[Rows from a figure dataset]

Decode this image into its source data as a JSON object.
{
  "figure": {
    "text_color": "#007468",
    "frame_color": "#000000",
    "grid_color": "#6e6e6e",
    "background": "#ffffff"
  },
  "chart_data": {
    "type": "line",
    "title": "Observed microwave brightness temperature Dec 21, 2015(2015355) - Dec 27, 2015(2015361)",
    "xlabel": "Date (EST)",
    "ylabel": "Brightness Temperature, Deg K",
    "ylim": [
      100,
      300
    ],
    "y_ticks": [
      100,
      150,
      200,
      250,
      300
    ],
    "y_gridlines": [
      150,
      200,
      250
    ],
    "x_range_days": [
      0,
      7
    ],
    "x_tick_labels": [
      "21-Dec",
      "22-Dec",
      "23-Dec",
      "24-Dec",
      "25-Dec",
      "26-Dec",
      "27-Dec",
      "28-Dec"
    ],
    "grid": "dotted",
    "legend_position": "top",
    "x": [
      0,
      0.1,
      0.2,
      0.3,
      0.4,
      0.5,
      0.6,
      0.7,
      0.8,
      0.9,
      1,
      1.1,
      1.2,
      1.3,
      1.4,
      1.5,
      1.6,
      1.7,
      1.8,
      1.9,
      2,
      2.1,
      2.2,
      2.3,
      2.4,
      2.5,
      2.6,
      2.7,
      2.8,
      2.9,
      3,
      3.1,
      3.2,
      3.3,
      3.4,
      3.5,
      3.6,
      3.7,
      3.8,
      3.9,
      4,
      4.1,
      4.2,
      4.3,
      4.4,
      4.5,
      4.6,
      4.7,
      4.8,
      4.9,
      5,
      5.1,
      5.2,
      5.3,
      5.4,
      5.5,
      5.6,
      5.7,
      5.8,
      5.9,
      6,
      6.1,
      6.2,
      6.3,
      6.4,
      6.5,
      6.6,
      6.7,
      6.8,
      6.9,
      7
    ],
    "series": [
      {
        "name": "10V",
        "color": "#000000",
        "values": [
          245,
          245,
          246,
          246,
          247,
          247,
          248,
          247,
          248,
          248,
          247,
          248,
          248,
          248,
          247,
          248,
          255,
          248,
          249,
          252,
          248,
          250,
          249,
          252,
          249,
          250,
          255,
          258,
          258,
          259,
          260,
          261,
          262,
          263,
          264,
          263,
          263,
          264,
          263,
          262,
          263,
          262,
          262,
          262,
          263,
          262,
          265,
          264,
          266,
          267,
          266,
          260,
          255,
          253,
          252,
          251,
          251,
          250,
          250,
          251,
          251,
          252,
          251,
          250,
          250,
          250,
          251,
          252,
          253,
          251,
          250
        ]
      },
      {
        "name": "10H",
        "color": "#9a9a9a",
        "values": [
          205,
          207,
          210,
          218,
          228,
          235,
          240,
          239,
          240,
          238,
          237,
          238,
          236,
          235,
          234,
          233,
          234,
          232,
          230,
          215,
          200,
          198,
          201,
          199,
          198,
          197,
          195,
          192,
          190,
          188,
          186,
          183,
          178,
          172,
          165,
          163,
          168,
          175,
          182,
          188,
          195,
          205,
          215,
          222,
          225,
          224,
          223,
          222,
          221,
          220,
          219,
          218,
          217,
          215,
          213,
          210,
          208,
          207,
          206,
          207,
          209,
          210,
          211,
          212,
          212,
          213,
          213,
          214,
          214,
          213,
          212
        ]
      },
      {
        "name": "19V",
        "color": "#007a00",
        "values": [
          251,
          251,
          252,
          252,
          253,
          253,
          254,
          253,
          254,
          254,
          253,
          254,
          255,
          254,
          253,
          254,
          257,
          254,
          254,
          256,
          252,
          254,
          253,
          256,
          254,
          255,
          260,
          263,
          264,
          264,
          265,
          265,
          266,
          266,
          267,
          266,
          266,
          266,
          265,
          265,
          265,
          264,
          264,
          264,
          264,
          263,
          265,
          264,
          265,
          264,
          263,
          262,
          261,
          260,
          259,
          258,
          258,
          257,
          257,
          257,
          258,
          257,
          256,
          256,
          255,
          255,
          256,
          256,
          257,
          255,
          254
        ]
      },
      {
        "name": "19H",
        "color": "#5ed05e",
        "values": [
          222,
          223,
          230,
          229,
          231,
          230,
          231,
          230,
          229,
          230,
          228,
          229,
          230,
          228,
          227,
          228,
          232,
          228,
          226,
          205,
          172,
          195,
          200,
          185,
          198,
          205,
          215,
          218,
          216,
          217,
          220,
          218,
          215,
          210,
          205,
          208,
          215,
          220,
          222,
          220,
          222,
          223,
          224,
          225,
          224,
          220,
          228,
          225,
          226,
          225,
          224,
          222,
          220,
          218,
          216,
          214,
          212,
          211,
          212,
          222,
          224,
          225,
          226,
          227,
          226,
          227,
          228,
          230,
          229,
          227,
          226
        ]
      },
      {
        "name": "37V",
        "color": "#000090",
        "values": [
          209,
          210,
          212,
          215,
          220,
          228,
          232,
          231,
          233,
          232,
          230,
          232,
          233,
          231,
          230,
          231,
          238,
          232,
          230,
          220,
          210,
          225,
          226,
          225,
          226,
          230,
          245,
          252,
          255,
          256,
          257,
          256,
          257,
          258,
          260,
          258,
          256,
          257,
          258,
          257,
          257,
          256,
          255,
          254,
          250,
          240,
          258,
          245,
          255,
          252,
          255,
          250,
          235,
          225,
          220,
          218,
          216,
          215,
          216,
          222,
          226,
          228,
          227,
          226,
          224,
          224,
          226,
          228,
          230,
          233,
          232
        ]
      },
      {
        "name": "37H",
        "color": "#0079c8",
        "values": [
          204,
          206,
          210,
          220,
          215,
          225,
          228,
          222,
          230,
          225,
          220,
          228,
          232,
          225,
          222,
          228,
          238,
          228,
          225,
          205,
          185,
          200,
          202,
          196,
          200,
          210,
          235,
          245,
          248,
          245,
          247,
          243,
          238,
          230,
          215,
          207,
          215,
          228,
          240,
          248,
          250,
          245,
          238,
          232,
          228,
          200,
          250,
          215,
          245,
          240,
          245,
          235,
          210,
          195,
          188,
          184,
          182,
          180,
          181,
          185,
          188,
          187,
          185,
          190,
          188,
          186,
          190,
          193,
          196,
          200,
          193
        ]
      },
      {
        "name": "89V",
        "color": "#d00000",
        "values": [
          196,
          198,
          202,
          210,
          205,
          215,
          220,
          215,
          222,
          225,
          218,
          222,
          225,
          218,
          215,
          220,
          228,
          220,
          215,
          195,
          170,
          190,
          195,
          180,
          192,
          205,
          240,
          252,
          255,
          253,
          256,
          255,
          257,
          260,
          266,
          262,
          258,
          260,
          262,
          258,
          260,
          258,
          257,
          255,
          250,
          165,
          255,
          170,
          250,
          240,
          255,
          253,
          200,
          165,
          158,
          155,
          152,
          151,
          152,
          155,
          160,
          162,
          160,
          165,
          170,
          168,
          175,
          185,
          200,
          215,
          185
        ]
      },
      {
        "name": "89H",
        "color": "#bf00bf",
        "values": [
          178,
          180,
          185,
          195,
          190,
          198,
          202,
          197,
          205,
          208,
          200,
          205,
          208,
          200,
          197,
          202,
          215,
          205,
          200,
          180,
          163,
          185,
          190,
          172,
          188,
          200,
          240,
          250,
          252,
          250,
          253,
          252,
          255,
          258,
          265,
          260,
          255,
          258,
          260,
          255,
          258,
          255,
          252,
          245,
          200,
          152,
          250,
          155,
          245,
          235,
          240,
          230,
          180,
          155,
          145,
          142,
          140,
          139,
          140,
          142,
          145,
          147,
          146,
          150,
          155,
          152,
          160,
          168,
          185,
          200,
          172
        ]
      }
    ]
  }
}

* Instruction *
From the listing, copy each line containing the word "name".

* Final answer *
        "name": "10V",
        "name": "10H",
        "name": "19V",
        "name": "19H",
        "name": "37V",
        "name": "37H",
        "name": "89V",
        "name": "89H",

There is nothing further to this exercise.